RECORDS FOR THIS TASK —
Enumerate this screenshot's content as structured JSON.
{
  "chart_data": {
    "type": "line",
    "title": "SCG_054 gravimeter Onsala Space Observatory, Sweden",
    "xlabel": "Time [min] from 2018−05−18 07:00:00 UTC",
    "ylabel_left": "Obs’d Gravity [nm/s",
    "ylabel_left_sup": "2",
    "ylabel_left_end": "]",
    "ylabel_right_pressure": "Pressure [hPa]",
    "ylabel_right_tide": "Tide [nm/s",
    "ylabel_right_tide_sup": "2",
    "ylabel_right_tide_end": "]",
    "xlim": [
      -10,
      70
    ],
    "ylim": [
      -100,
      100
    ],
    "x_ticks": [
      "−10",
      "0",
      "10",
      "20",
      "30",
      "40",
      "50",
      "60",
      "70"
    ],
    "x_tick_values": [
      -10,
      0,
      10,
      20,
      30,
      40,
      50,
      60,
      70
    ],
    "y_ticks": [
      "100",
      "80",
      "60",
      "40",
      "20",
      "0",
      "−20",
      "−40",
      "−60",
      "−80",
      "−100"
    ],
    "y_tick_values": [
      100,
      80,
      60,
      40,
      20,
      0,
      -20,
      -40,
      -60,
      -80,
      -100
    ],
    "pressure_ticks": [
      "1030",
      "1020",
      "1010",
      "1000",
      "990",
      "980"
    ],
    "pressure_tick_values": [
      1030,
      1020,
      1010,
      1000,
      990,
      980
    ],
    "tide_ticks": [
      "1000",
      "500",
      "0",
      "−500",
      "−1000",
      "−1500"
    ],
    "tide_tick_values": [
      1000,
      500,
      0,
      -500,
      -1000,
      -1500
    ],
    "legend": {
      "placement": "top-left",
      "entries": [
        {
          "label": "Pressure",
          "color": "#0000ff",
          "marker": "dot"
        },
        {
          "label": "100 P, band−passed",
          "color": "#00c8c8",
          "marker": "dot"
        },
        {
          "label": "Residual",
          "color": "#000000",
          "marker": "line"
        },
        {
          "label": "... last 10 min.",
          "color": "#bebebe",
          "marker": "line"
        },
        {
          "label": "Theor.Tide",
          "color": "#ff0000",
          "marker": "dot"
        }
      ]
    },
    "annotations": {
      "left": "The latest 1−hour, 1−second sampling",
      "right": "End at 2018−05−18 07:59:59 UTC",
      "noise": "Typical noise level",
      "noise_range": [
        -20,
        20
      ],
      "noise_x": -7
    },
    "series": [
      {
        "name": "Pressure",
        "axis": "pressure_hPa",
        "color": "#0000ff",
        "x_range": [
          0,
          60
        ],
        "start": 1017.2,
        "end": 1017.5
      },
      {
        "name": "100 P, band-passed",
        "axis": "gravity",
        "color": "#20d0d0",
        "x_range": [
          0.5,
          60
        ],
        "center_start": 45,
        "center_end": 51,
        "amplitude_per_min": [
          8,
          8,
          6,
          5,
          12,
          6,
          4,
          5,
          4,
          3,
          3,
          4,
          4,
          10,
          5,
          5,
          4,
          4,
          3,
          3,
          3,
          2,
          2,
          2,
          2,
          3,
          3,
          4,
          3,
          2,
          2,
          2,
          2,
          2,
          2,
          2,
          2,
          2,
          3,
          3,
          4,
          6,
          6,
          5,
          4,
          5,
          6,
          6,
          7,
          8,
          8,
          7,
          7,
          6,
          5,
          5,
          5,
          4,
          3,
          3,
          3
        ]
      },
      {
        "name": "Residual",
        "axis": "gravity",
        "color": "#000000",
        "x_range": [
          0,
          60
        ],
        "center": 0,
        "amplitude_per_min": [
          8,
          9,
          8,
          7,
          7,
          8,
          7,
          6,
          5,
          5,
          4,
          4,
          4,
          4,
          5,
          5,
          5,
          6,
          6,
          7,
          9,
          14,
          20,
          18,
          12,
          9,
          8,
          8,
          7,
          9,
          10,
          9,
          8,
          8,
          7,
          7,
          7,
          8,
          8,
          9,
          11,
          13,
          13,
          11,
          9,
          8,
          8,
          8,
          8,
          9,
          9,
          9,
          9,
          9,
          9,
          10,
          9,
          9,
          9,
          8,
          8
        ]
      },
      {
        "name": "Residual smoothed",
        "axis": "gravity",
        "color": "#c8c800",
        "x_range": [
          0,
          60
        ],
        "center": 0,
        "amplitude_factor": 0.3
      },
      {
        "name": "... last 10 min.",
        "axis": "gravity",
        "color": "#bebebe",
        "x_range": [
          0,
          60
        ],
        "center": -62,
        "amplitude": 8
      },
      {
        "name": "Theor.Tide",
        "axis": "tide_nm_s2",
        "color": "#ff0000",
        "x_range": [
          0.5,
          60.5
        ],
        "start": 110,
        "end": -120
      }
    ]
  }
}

TASK REQUIREMENTS — Copy out the full set of records precisely, leaving nothing out.

THE SOLUTION —
Enumerate this screenshot's content as structured JSON.
{
  "chart_data": {
    "type": "line",
    "title": "SCG_054 gravimeter Onsala Space Observatory, Sweden",
    "xlabel": "Time [min] from 2018−05−18 07:00:00 UTC",
    "ylabel_left": "Obs’d Gravity [nm/s",
    "ylabel_left_sup": "2",
    "ylabel_left_end": "]",
    "ylabel_right_pressure": "Pressure [hPa]",
    "ylabel_right_tide": "Tide [nm/s",
    "ylabel_right_tide_sup": "2",
    "ylabel_right_tide_end": "]",
    "xlim": [
      -10,
      70
    ],
    "ylim": [
      -100,
      100
    ],
    "x_ticks": [
      "−10",
      "0",
      "10",
      "20",
      "30",
      "40",
      "50",
      "60",
      "70"
    ],
    "x_tick_values": [
      -10,
      0,
      10,
      20,
      30,
      40,
      50,
      60,
      70
    ],
    "y_ticks": [
      "100",
      "80",
      "60",
      "40",
      "20",
      "0",
      "−20",
      "−40",
      "−60",
      "−80",
      "−100"
    ],
    "y_tick_values": [
      100,
      80,
      60,
      40,
      20,
      0,
      -20,
      -40,
      -60,
      -80,
      -100
    ],
    "pressure_ticks": [
      "1030",
      "1020",
      "1010",
      "1000",
      "990",
      "980"
    ],
    "pressure_tick_values": [
      1030,
      1020,
      1010,
      1000,
      990,
      980
    ],
    "tide_ticks": [
      "1000",
      "500",
      "0",
      "−500",
      "−1000",
      "−1500"
    ],
    "tide_tick_values": [
      1000,
      500,
      0,
      -500,
      -1000,
      -1500
    ],
    "legend": {
      "placement": "top-left",
      "entries": [
        {
          "label": "Pressure",
          "color": "#0000ff",
          "marker": "dot"
        },
        {
          "label": "100 P, band−passed",
          "color": "#00c8c8",
          "marker": "dot"
        },
        {
          "label": "Residual",
          "color": "#000000",
          "marker": "line"
        },
        {
          "label": "... last 10 min.",
          "color": "#bebebe",
          "marker": "line"
        },
        {
          "label": "Theor.Tide",
          "color": "#ff0000",
          "marker": "dot"
        }
      ]
    },
    "annotations": {
      "left": "The latest 1−hour, 1−second sampling",
      "right": "End at 2018−05−18 07:59:59 UTC",
      "noise": "Typical noise level",
      "noise_range": [
        -20,
        20
      ],
      "noise_x": -7
    },
    "series": [
      {
        "name": "Pressure",
        "axis": "pressure_hPa",
        "color": "#0000ff",
        "x_range": [
          0,
          60
        ],
        "start": 1017.2,
        "end": 1017.5
      },
      {
        "name": "100 P, band-passed",
        "axis": "gravity",
        "color": "#20d0d0",
        "x_range": [
          0.5,
          60
        ],
        "center_start": 45,
        "center_end": 51,
        "amplitude_per_min": [
          8,
          8,
          6,
          5,
          12,
          6,
          4,
          5,
          4,
          3,
          3,
          4,
          4,
          10,
          5,
          5,
          4,
          4,
          3,
          3,
          3,
          2,
          2,
          2,
          2,
          3,
          3,
          4,
          3,
          2,
          2,
          2,
          2,
          2,
          2,
          2,
          2,
          2,
          3,
          3,
          4,
          6,
          6,
          5,
          4,
          5,
          6,
          6,
          7,
          8,
          8,
          7,
          7,
          6,
          5,
          5,
          5,
          4,
          3,
          3,
          3
        ]
      },
      {
        "name": "Residual",
        "axis": "gravity",
        "color": "#000000",
        "x_range": [
          0,
          60
        ],
        "center": 0,
        "amplitude_per_min": [
          8,
          9,
          8,
          7,
          7,
          8,
          7,
          6,
          5,
          5,
          4,
          4,
          4,
          4,
          5,
          5,
          5,
          6,
          6,
          7,
          9,
          14,
          20,
          18,
          12,
          9,
          8,
          8,
          7,
          9,
          10,
          9,
          8,
          8,
          7,
          7,
          7,
          8,
          8,
          9,
          11,
          13,
          13,
          11,
          9,
          8,
          8,
          8,
          8,
          9,
          9,
          9,
          9,
          9,
          9,
          10,
          9,
          9,
          9,
          8,
          8
        ]
      },
      {
        "name": "Residual smoothed",
        "axis": "gravity",
        "color": "#c8c800",
        "x_range": [
          0,
          60
        ],
        "center": 0,
        "amplitude_factor": 0.3
      },
      {
        "name": "... last 10 min.",
        "axis": "gravity",
        "color": "#bebebe",
        "x_range": [
          0,
          60
        ],
        "center": -62,
        "amplitude": 8
      },
      {
        "name": "Theor.Tide",
        "axis": "tide_nm_s2",
        "color": "#ff0000",
        "x_range": [
          0.5,
          60.5
        ],
        "start": 110,
        "end": -120
      }
    ]
  }
}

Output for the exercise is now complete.